WHAT TO DO: Only lines holding the string "процедуры" are wanted; copy each one from the material.

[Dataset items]

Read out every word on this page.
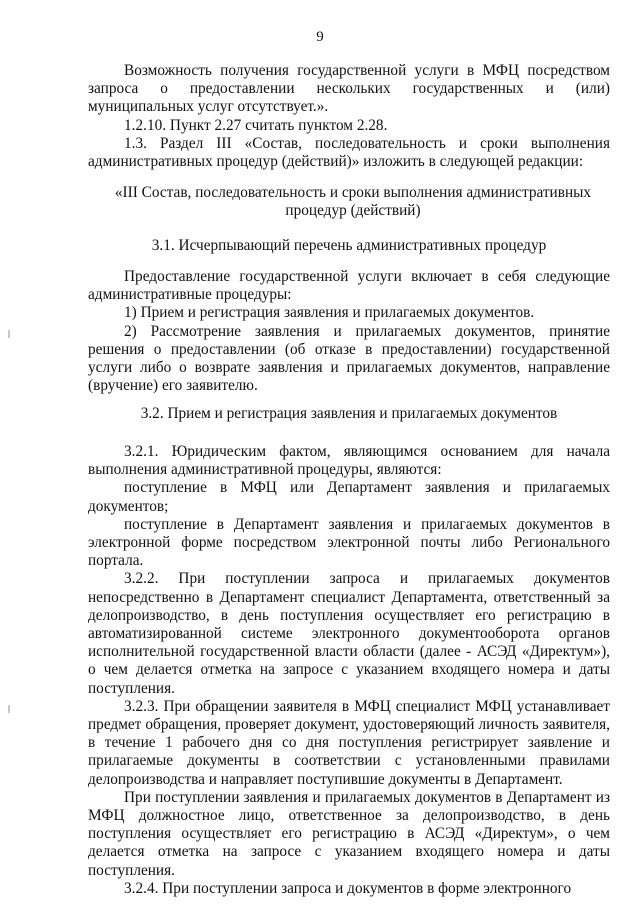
9

Возможность получения государственной услуги в МФЦ посредством запроса о предоставлении нескольких государственных и (или) муниципальных услуг отсутствует.».

1.2.10. Пункт 2.27 считать пунктом 2.28.

1.3. Раздел III «Состав, последовательность и сроки выполнения административных процедур (действий)» изложить в следующей редакции:

«III Состав, последовательность и сроки выполнения административных процедур (действий)

3.1. Исчерпывающий перечень административных процедур

Предоставление государственной услуги включает в себя следующие административные процедуры:

1) Прием и регистрация заявления и прилагаемых документов.

2) Рассмотрение заявления и прилагаемых документов, принятие решения о предоставлении (об отказе в предоставлении) государственной услуги либо о возврате заявления и прилагаемых документов, направление (вручение) его заявителю.

3.2. Прием и регистрация заявления и прилагаемых документов

3.2.1. Юридическим фактом, являющимся основанием для начала выполнения административной процедуры, являются:

поступление в МФЦ или Департамент заявления и прилагаемых документов;

поступление в Департамент заявления и прилагаемых документов в электронной форме посредством электронной почты либо Регионального портала.

3.2.2. При поступлении запроса и прилагаемых документов непосредственно в Департамент специалист Департамента, ответственный за делопроизводство, в день поступления осуществляет его регистрацию в автоматизированной системе электронного документооборота органов исполнительной государственной власти области (далее - АСЭД «Директум»), о чем делается отметка на запросе с указанием входящего номера и даты поступления.

3.2.3. При обращении заявителя в МФЦ специалист МФЦ устанавливает предмет обращения, проверяет документ, удостоверяющий личность заявителя, в течение 1 рабочего дня со дня поступления регистрирует заявление и прилагаемые документы в соответствии с установленными правилами делопроизводства и направляет поступившие документы в Департамент.

При поступлении заявления и прилагаемых документов в Департамент из МФЦ должностное лицо, ответственное за делопроизводство, в день поступления осуществляет его регистрацию в АСЭД «Директум», о чем делается отметка на запросе с указанием входящего номера и даты поступления.

3.2.4. При поступлении запроса и документов в форме электронного
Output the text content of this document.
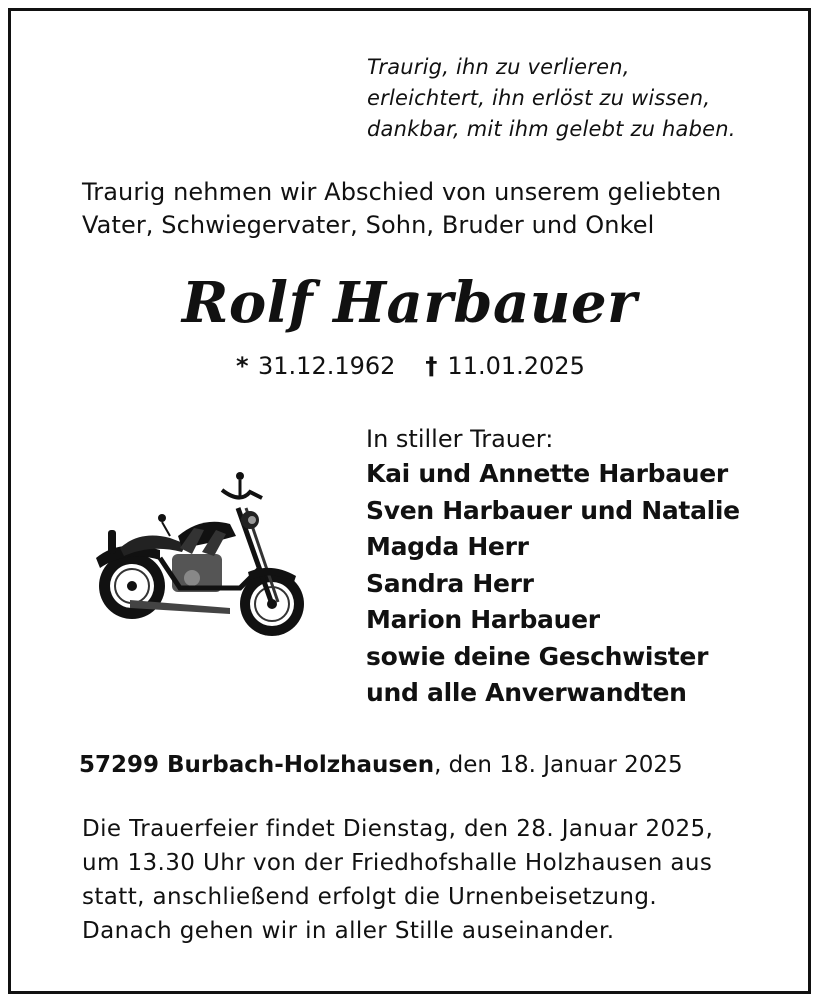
Traurig, ihn zu verlieren,
erleichtert, ihn erlöst zu wissen,
dankbar, mit ihm gelebt zu haben.
Traurig nehmen wir Abschied von unserem geliebten
Vater, Schwiegervater, Sohn, Bruder und Onkel
Rolf Harbauer
* 31.12.1962 † 11.01.2025
In stiller Trauer:
Kai und Annette Harbauer
Sven Harbauer und Natalie
Magda Herr
Sandra Herr
Marion Harbauer
sowie deine Geschwister
und alle Anverwandten
57299 Burbach-Holzhausen, den 18. Januar 2025
Die Trauerfeier findet Dienstag, den 28. Januar 2025,
um 13.30 Uhr von der Friedhofshalle Holzhausen aus
statt, anschließend erfolgt die Urnenbeisetzung.
Danach gehen wir in aller Stille auseinander.
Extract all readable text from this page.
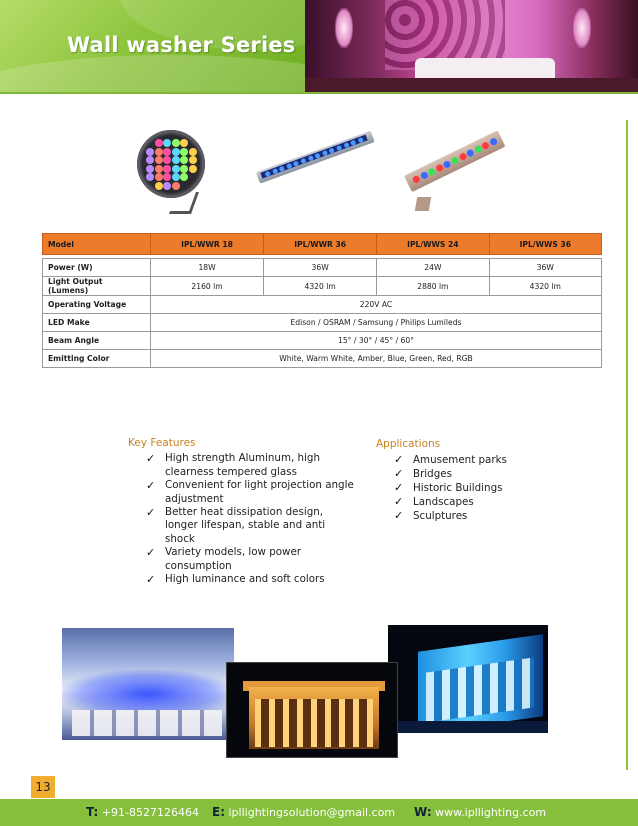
Wall washer Series
Model	IPL/WWR 18	IPL/WWR 36	IPL/WWS 24	IPL/WWS 36

Power (W)	18W	36W	24W	36W
Light Output (Lumens)	2160 lm	4320 lm	2880 lm	4320 lm
Operating Voltage	220V AC			
LED Make	Edison / OSRAM / Samsung / Philips Lumileds			
Beam Angle	15° / 30° / 45° / 60°			
Emitting Color	White, Warm White, Amber, Blue, Green, Red, RGB			
Key Features
✓ High strength Aluminum, high clearness tempered glass
✓ Convenient for light projection angle adjustment
✓ Better heat dissipation design, longer lifespan, stable and anti shock
✓ Variety models, low power consumption
✓ High luminance and soft colors
Applications
✓ Amusement parks
✓ Bridges
✓ Historic Buildings
✓ Landscapes
✓ Sculptures
13
T: +91-8527126464 E: ipllightingsolution@gmail.com W: www.ipllighting.com
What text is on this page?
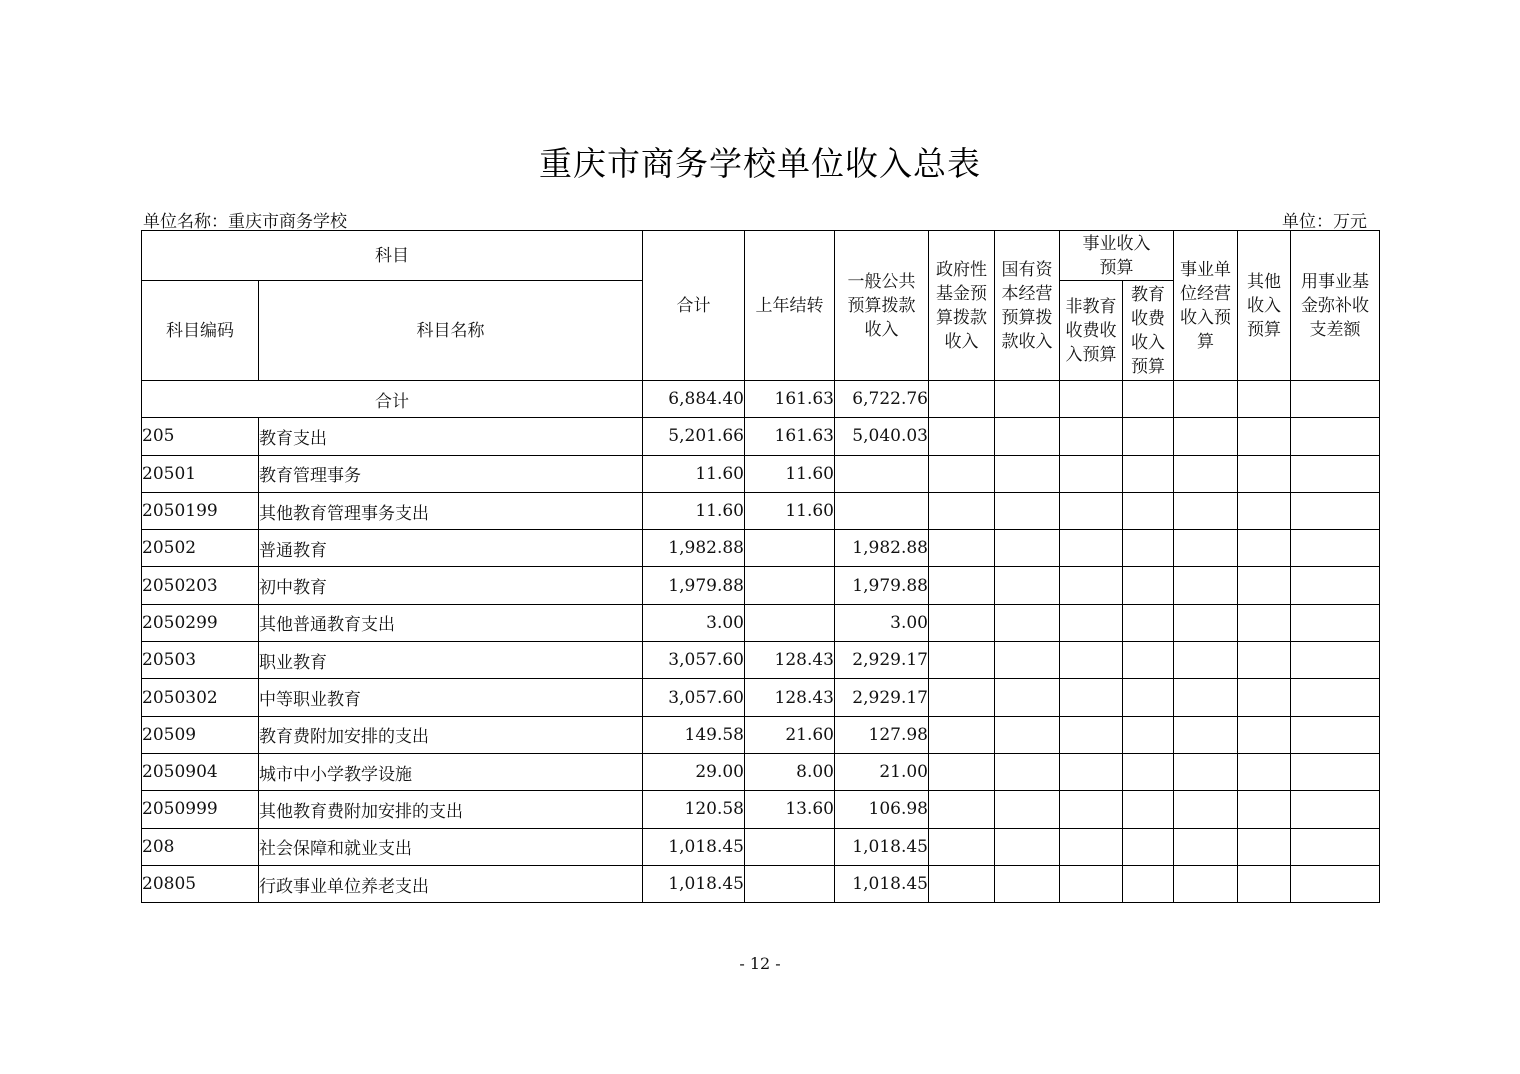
重庆市商务学校单位收入总表
单位名称：重庆市商务学校	单位：万元
科目		合计	上年结转	一般公共预算拨款收入	政府性基金预算拨款收入	国有资本经营预算拨款收入	事业收入预算		事业单位经营收入预算	其他收入预算	用事业基金弥补收支差额

科目编码	科目名称						非教育收费收入预算	教育收费收入预算			

合计		6,884.40	161.63	6,722.76							
205	教育支出	5,201.66	161.63	5,040.03							
20501	教育管理事务	11.60	11.60								
2050199	其他教育管理事务支出	11.60	11.60								
20502	普通教育	1,982.88		1,982.88							
2050203	初中教育	1,979.88		1,979.88							
2050299	其他普通教育支出	3.00		3.00							
20503	职业教育	3,057.60	128.43	2,929.17							
2050302	中等职业教育	3,057.60	128.43	2,929.17							
20509	教育费附加安排的支出	149.58	21.60	127.98							
2050904	城市中小学教学设施	29.00	8.00	21.00							
2050999	其他教育费附加安排的支出	120.58	13.60	106.98							
208	社会保障和就业支出	1,018.45		1,018.45							
20805	行政事业单位养老支出	1,018.45		1,018.45							
- 12 -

TASK OUTPUT:
Предоставление государственной услуги включает в себя следующие административные процедуры:
3.2.1. Юридическим фактом, являющимся основанием для начала выполнения административной процедуры, являются:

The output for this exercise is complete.